WRITTEN INSTRUCTION: Count how many lines of the data include "points". The answer is that number and nothing else.

TASK DATA:
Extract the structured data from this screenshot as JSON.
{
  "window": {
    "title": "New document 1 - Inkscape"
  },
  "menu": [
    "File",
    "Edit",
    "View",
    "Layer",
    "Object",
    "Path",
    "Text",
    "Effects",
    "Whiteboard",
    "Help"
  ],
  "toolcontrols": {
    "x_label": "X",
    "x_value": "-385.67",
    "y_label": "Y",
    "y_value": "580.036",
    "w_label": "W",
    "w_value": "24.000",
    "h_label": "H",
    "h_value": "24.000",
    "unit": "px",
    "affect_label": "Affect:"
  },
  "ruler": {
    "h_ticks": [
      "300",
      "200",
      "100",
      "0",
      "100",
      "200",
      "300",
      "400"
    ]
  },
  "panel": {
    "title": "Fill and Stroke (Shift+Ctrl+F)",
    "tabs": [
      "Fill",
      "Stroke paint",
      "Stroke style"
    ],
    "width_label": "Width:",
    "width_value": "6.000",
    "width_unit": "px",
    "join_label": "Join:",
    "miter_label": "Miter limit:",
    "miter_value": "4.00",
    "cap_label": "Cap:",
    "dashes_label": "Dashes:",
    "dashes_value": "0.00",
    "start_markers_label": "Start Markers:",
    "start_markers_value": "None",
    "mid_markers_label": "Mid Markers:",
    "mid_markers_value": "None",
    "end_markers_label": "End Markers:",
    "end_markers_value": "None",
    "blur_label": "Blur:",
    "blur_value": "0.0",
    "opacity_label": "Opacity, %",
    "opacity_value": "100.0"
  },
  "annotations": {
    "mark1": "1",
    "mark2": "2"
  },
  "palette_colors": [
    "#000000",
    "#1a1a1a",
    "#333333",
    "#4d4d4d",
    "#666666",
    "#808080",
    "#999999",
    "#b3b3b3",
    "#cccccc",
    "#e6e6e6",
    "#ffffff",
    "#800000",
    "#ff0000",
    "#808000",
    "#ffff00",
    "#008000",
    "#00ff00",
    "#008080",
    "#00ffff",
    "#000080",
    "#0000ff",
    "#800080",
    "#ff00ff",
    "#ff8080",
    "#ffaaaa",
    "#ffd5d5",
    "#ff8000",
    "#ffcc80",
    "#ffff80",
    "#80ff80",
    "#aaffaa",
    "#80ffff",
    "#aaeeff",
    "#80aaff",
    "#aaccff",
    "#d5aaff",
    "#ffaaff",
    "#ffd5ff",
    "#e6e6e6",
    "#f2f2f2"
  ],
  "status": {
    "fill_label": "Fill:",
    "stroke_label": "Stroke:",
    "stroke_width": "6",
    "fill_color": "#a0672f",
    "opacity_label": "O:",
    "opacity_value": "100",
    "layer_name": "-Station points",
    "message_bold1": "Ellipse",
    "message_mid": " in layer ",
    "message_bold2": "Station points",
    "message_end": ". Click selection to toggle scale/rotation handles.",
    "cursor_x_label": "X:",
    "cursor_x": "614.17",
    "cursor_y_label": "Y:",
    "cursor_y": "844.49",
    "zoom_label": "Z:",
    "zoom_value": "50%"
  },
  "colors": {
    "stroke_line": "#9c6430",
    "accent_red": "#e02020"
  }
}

WRITTEN SOLUTION: 2